● The problem
Below are some records. Copy every line in them that holds "работ".

● Data section
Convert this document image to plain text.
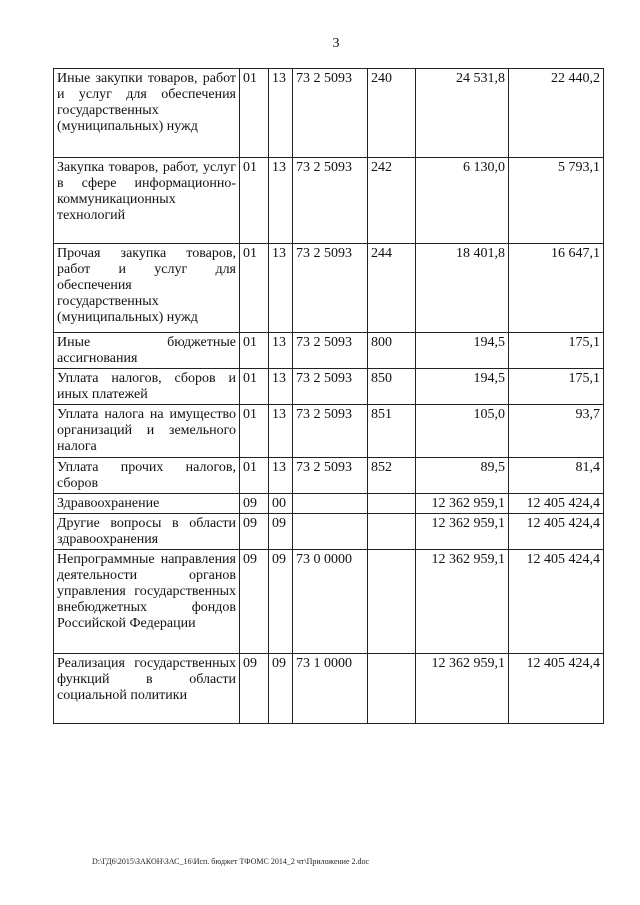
3
Иные закупки товаров, работ и услуг для обеспечения государственных (муниципальных) нужд	01	13	73 2 5093	240	24 531,8	22 440,2
Закупка товаров, работ, услуг в сфере информационно-коммуникационных технологий	01	13	73 2 5093	242	6 130,0	5 793,1
Прочая закупка товаров, работ и услуг для обеспечения государственных (муниципальных) нужд	01	13	73 2 5093	244	18 401,8	16 647,1
Иные бюджетные ассигнования	01	13	73 2 5093	800	194,5	175,1
Уплата налогов, сборов и иных платежей	01	13	73 2 5093	850	194,5	175,1
Уплата налога на имущество организаций и земельного налога	01	13	73 2 5093	851	105,0	93,7
Уплата прочих налогов, сборов	01	13	73 2 5093	852	89,5	81,4
Здравоохранение	09	00			12 362 959,1	12 405 424,4
Другие вопросы в области здравоохранения	09	09			12 362 959,1	12 405 424,4
Непрограммные направления деятельности органов управления государственных внебюджетных фондов Российской Федерации	09	09	73 0 0000		12 362 959,1	12 405 424,4
Реализация государственных функций в области социальной политики	09	09	73 1 0000		12 362 959,1	12 405 424,4
D:\ГД6\2015\ЗАКОН\ЗАС_16\Исп. бюджет ТФОМС 2014_2 чт\Приложение 2.doc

● The result
Иные закупки товаров, работ и услуг для обеспечения государственных (муниципальных) нужд	01	13	73 2 5093	240	24 531,8	22 440,2
Закупка товаров, работ, услуг в сфере информационно-коммуникационных технологий	01	13	73 2 5093	242	6 130,0	5 793,1
Прочая закупка товаров, работ и услуг для обеспечения государственных (муниципальных) нужд	01	13	73 2 5093	244	18 401,8	16 647,1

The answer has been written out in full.